▸ **OBJECTIVE**:
Write out the entire listing below exactly, with the pictures left out.

= = = =

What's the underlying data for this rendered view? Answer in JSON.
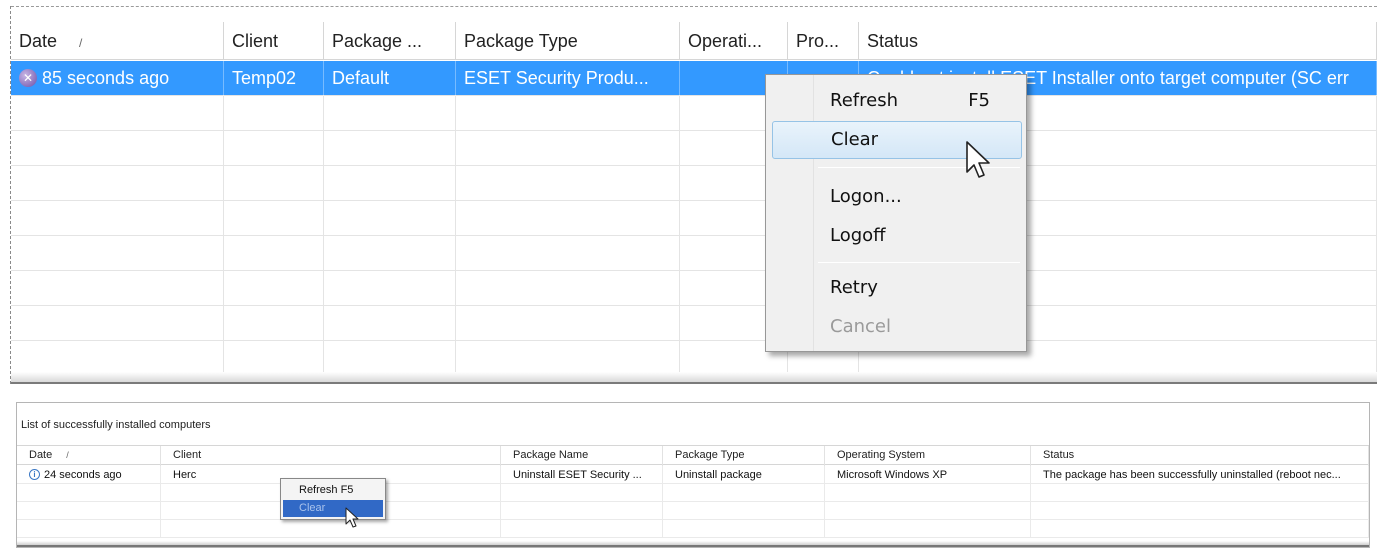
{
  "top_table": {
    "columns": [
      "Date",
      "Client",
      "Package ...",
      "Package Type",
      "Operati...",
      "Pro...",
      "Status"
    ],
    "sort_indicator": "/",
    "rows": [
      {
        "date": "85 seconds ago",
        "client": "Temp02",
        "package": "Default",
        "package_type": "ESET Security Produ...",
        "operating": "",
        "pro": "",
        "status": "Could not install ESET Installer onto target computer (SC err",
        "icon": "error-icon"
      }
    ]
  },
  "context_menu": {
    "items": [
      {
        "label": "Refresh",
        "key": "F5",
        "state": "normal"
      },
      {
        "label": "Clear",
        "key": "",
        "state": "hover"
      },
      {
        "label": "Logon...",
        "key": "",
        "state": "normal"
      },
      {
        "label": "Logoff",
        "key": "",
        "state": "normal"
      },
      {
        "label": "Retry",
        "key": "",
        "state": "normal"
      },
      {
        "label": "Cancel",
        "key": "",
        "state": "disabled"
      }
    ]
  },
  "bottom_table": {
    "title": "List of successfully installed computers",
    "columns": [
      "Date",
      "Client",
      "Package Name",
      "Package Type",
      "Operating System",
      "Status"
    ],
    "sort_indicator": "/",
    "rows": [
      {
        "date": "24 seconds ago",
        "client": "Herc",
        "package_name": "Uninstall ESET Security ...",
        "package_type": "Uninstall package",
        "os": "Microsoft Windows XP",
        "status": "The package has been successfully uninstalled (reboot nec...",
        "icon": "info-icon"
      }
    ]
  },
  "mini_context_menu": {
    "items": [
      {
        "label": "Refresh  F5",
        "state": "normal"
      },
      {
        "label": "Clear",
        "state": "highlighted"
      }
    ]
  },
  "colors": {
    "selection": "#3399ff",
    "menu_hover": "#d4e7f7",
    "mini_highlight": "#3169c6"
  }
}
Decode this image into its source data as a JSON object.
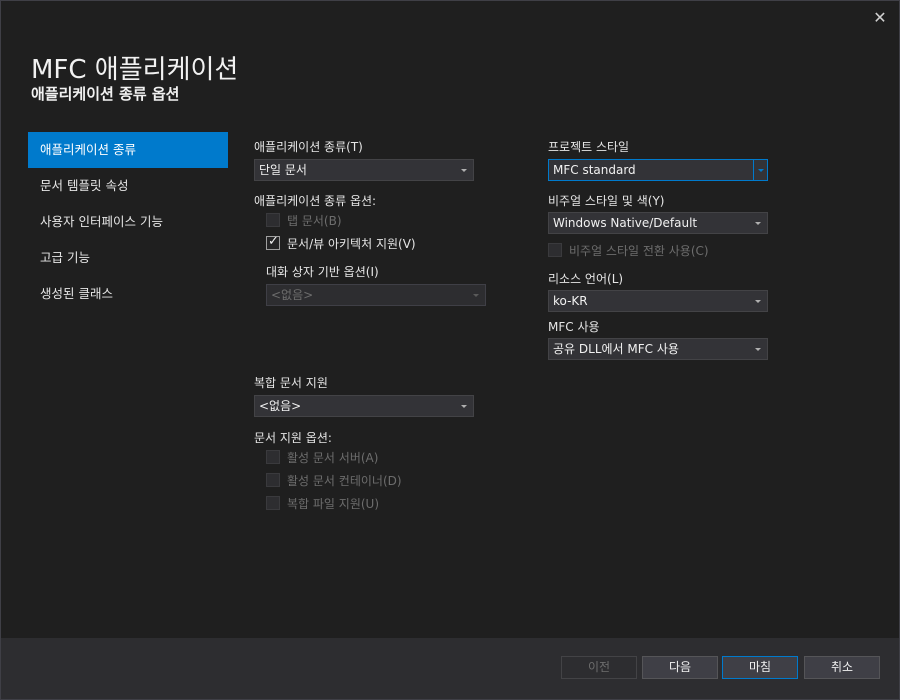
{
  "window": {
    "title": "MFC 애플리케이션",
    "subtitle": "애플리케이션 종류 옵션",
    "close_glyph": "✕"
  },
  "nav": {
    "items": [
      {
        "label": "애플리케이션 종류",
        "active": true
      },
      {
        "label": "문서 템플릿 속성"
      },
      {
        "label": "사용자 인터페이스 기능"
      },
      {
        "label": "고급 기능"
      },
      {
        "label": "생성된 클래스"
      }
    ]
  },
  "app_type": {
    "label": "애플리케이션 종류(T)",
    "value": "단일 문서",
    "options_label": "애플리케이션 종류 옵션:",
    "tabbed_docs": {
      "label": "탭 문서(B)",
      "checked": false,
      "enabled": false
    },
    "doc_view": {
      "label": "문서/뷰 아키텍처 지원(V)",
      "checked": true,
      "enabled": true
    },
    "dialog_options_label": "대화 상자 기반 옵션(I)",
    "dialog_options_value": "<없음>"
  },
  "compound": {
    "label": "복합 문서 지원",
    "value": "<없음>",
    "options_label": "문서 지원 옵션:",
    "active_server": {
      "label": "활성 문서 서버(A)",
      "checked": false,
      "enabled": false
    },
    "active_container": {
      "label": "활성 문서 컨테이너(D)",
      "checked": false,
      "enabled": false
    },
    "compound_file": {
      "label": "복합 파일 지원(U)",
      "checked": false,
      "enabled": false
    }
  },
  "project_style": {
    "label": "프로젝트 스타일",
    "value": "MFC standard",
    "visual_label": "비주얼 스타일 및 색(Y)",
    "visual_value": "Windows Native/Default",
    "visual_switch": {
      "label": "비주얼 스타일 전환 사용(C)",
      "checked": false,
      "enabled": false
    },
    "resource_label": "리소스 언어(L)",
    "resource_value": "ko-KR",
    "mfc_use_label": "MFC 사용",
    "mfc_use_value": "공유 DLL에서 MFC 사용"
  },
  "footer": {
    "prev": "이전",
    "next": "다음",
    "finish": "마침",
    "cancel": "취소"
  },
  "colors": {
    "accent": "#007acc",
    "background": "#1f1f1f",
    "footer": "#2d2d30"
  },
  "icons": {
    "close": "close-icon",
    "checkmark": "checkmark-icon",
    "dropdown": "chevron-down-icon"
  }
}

= = = =

▸ **WRITTEN RESPONSE**:
What's the underlying data for this rendered view? Answer in JSON.
{
  "top_table": {
    "columns": [
      "Date",
      "Client",
      "Package ...",
      "Package Type",
      "Operati...",
      "Pro...",
      "Status"
    ],
    "sort_indicator": "/",
    "rows": [
      {
        "date": "85 seconds ago",
        "client": "Temp02",
        "package": "Default",
        "package_type": "ESET Security Produ...",
        "operating": "",
        "pro": "",
        "status": "Could not install ESET Installer onto target computer (SC err",
        "icon": "error-icon"
      }
    ]
  },
  "context_menu": {
    "items": [
      {
        "label": "Refresh",
        "key": "F5",
        "state": "normal"
      },
      {
        "label": "Clear",
        "key": "",
        "state": "hover"
      },
      {
        "label": "Logon...",
        "key": "",
        "state": "normal"
      },
      {
        "label": "Logoff",
        "key": "",
        "state": "normal"
      },
      {
        "label": "Retry",
        "key": "",
        "state": "normal"
      },
      {
        "label": "Cancel",
        "key": "",
        "state": "disabled"
      }
    ]
  },
  "bottom_table": {
    "title": "List of successfully installed computers",
    "columns": [
      "Date",
      "Client",
      "Package Name",
      "Package Type",
      "Operating System",
      "Status"
    ],
    "sort_indicator": "/",
    "rows": [
      {
        "date": "24 seconds ago",
        "client": "Herc",
        "package_name": "Uninstall ESET Security ...",
        "package_type": "Uninstall package",
        "os": "Microsoft Windows XP",
        "status": "The package has been successfully uninstalled (reboot nec...",
        "icon": "info-icon"
      }
    ]
  },
  "mini_context_menu": {
    "items": [
      {
        "label": "Refresh  F5",
        "state": "normal"
      },
      {
        "label": "Clear",
        "state": "highlighted"
      }
    ]
  },
  "colors": {
    "selection": "#3399ff",
    "menu_hover": "#d4e7f7",
    "mini_highlight": "#3169c6"
  }
}
Decode this image into its source data as a JSON object.
{
  "window": {
    "title": "MFC 애플리케이션",
    "subtitle": "애플리케이션 종류 옵션",
    "close_glyph": "✕"
  },
  "nav": {
    "items": [
      {
        "label": "애플리케이션 종류",
        "active": true
      },
      {
        "label": "문서 템플릿 속성"
      },
      {
        "label": "사용자 인터페이스 기능"
      },
      {
        "label": "고급 기능"
      },
      {
        "label": "생성된 클래스"
      }
    ]
  },
  "app_type": {
    "label": "애플리케이션 종류(T)",
    "value": "단일 문서",
    "options_label": "애플리케이션 종류 옵션:",
    "tabbed_docs": {
      "label": "탭 문서(B)",
      "checked": false,
      "enabled": false
    },
    "doc_view": {
      "label": "문서/뷰 아키텍처 지원(V)",
      "checked": true,
      "enabled": true
    },
    "dialog_options_label": "대화 상자 기반 옵션(I)",
    "dialog_options_value": "<없음>"
  },
  "compound": {
    "label": "복합 문서 지원",
    "value": "<없음>",
    "options_label": "문서 지원 옵션:",
    "active_server": {
      "label": "활성 문서 서버(A)",
      "checked": false,
      "enabled": false
    },
    "active_container": {
      "label": "활성 문서 컨테이너(D)",
      "checked": false,
      "enabled": false
    },
    "compound_file": {
      "label": "복합 파일 지원(U)",
      "checked": false,
      "enabled": false
    }
  },
  "project_style": {
    "label": "프로젝트 스타일",
    "value": "MFC standard",
    "visual_label": "비주얼 스타일 및 색(Y)",
    "visual_value": "Windows Native/Default",
    "visual_switch": {
      "label": "비주얼 스타일 전환 사용(C)",
      "checked": false,
      "enabled": false
    },
    "resource_label": "리소스 언어(L)",
    "resource_value": "ko-KR",
    "mfc_use_label": "MFC 사용",
    "mfc_use_value": "공유 DLL에서 MFC 사용"
  },
  "footer": {
    "prev": "이전",
    "next": "다음",
    "finish": "마침",
    "cancel": "취소"
  },
  "colors": {
    "accent": "#007acc",
    "background": "#1f1f1f",
    "footer": "#2d2d30"
  },
  "icons": {
    "close": "close-icon",
    "checkmark": "checkmark-icon",
    "dropdown": "chevron-down-icon"
  }
}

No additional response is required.